Transcribe the listing exactly, leaving out every picture.

── Listing ──

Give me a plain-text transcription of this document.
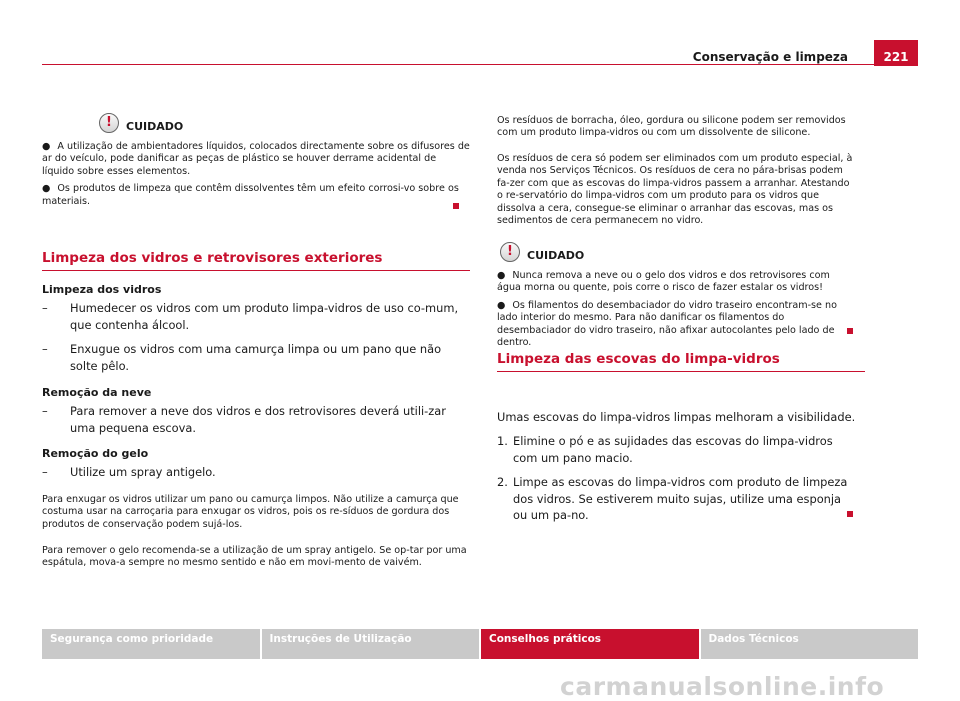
Conservação e limpeza	221
!	CUIDADO

● A utilização de ambientadores líquidos, colocados directamente sobre os difusores de ar do veículo, pode danificar as peças de plástico se houver derrame acidental de líquido sobre esses elementos.

● Os produtos de limpeza que contêm dissolventes têm um efeito corrosi-vo sobre os materiais.

Limpeza dos vidros e retrovisores exteriores

Limpeza dos vidros

– Humedecer os vidros com um produto limpa-vidros de uso co-mum, que contenha álcool.

– Enxugue os vidros com uma camurça limpa ou um pano que não solte pêlo.

Remoção da neve

– Para remover a neve dos vidros e dos retrovisores deverá utili-zar uma pequena escova.

Remoção do gelo

– Utilize um spray antigelo.

Para enxugar os vidros utilizar um pano ou camurça limpos. Não utilize a camurça que costuma usar na carroçaria para enxugar os vidros, pois os re-síduos de gordura dos produtos de conservação podem sujá-los.

Para remover o gelo recomenda-se a utilização de um spray antigelo. Se op-tar por uma espátula, mova-a sempre no mesmo sentido e não em movi-mento de vaivém.

Os resíduos de borracha, óleo, gordura ou silicone podem ser removidos com um produto limpa-vidros ou com um dissolvente de silicone.

Os resíduos de cera só podem ser eliminados com um produto especial, à venda nos Serviços Técnicos. Os resíduos de cera no pára-brisas podem fa-zer com que as escovas do limpa-vidros passem a arranhar. Atestando o re-servatório do limpa-vidros com um produto para os vidros que dissolva a cera, consegue-se eliminar o arranhar das escovas, mas os sedimentos de cera permanecem no vidro.

!	CUIDADO

● Nunca remova a neve ou o gelo dos vidros e dos retrovisores com água morna ou quente, pois corre o risco de fazer estalar os vidros!

● Os filamentos do desembaciador do vidro traseiro encontram-se no lado interior do mesmo. Para não danificar os filamentos do desembaciador do vidro traseiro, não afixar autocolantes pelo lado de dentro.

Limpeza das escovas do limpa-vidros

Umas escovas do limpa-vidros limpas melhoram a visibilidade.

1. Elimine o pó e as sujidades das escovas do limpa-vidros com um pano macio.

2. Limpe as escovas do limpa-vidros com produto de limpeza dos vidros. Se estiverem muito sujas, utilize uma esponja ou um pa-no.

Segurança como prioridade	Instruções de Utilização	Conselhos práticos	Dados Técnicos
carmanualsonline.info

───

▸ **Written solution**
Give me a plain-text transcription of this document.
Conservação e limpeza	221
!	CUIDADO

● A utilização de ambientadores líquidos, colocados directamente sobre os difusores de ar do veículo, pode danificar as peças de plástico se houver derrame acidental de líquido sobre esses elementos.

● Os produtos de limpeza que contêm dissolventes têm um efeito corrosi-vo sobre os materiais.

Limpeza dos vidros e retrovisores exteriores

Limpeza dos vidros

– Humedecer os vidros com um produto limpa-vidros de uso co-mum, que contenha álcool.

– Enxugue os vidros com uma camurça limpa ou um pano que não solte pêlo.

Remoção da neve

– Para remover a neve dos vidros e dos retrovisores deverá utili-zar uma pequena escova.

Remoção do gelo

– Utilize um spray antigelo.

Para enxugar os vidros utilizar um pano ou camurça limpos. Não utilize a camurça que costuma usar na carroçaria para enxugar os vidros, pois os re-síduos de gordura dos produtos de conservação podem sujá-los.

Para remover o gelo recomenda-se a utilização de um spray antigelo. Se op-tar por uma espátula, mova-a sempre no mesmo sentido e não em movi-mento de vaivém.

Os resíduos de borracha, óleo, gordura ou silicone podem ser removidos com um produto limpa-vidros ou com um dissolvente de silicone.

Os resíduos de cera só podem ser eliminados com um produto especial, à venda nos Serviços Técnicos. Os resíduos de cera no pára-brisas podem fa-zer com que as escovas do limpa-vidros passem a arranhar. Atestando o re-servatório do limpa-vidros com um produto para os vidros que dissolva a cera, consegue-se eliminar o arranhar das escovas, mas os sedimentos de cera permanecem no vidro.

!	CUIDADO

● Nunca remova a neve ou o gelo dos vidros e dos retrovisores com água morna ou quente, pois corre o risco de fazer estalar os vidros!

● Os filamentos do desembaciador do vidro traseiro encontram-se no lado interior do mesmo. Para não danificar os filamentos do desembaciador do vidro traseiro, não afixar autocolantes pelo lado de dentro.

Limpeza das escovas do limpa-vidros

Umas escovas do limpa-vidros limpas melhoram a visibilidade.

1. Elimine o pó e as sujidades das escovas do limpa-vidros com um pano macio.

2. Limpe as escovas do limpa-vidros com produto de limpeza dos vidros. Se estiverem muito sujas, utilize uma esponja ou um pa-no.

Segurança como prioridade	Instruções de Utilização	Conselhos práticos	Dados Técnicos
carmanualsonline.info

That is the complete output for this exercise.